In contrast to prior systems that could only view energy from the overall sense of plant-wide consumptions, the source data that is associated with the BOM (or other model described below) can now be analyzed in real-time or via offline modeling to optimize and mitigate energy usage. For example, portions of a process may be rearranged to minimize overall energy usage (e.g., perform step C before step A in order to conserve energy from the reverse order of A and C). It is noted that various models other than BOM models can have associated sustainability factors. Such models include MRP models (material requirement planning), MES models (manufacturing execution system), ERP models (enterprise resource planning), programming models (e.g., ladder logic, SFC, batch program, function block), and so forth. In general, the system 700 allows extracting energy or other consumption data from the plant floor and correlating it to production output. This enables applying standard production modeling tools for production energy and emission forecasting and optimization, while extending the existing facility demand management system to include production, and lastly, link that system to the Demand Response and Smart Grid (DRSG), as well as, Cap and Trade systems, for example.

Jobs:
**1.** Please restate the paragraph in the passage on plant energy use that begins "In contrast to prior systems" as a short bulleted list that keeps its main facts.
**2.** Answer these questions from the passage on plant energy use, one line each:
(a) What example of rearranging a process to conserve energy does it give?
(b) What does system 700 correlate the extracted consumption data with?
(c) What does DRSG stand for?
**3.** From the passage on plant energy use, list every kind of model other than BOM models that it says can have associated sustainability factors.

Raw data:
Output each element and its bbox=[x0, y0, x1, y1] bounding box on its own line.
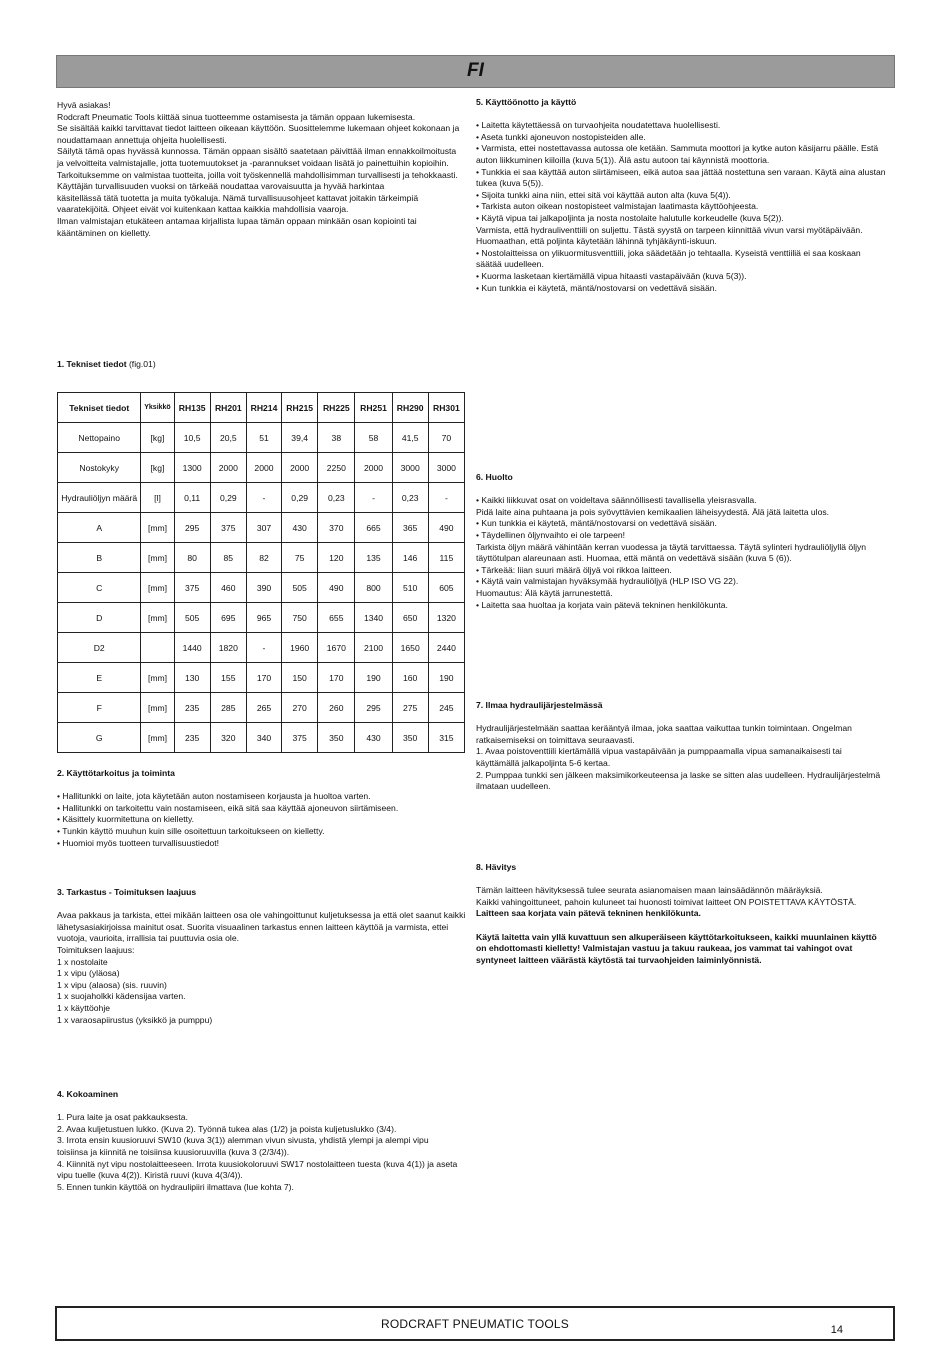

Per-task answers:
**1.**
- Earlier systems saw energy only as plant-wide consumption. Now source data tied to the BOM or other models can be analyzed in real time or through offline modeling to optimize and reduce energy use.
- Process steps can be reordered to save energy, such as doing step C before step A.
- Models other than BOM can carry sustainability factors: MRP, MES, ERP, and programming models (ladder logic, SFC, batch program, function block).
- System 700 extracts energy or other consumption data from the plant floor and correlates it with production output.
- This lets standard production modeling tools forecast and optimize energy and emissions. It extends the facility demand management system to include production and links that system to Demand Response and Smart Grid (DRSG) and to Cap and Trade systems.

**2.**
(a) Performing step C before step A.
(b) Production output.
(c) Demand Response and Smart Grid.

**3.**
- MRP models (material requirement planning)
- MES models (manufacturing execution system)
- ERP models (enterprise resource planning)
- Programming models (e.g., ladder logic, SFC, batch program, function block)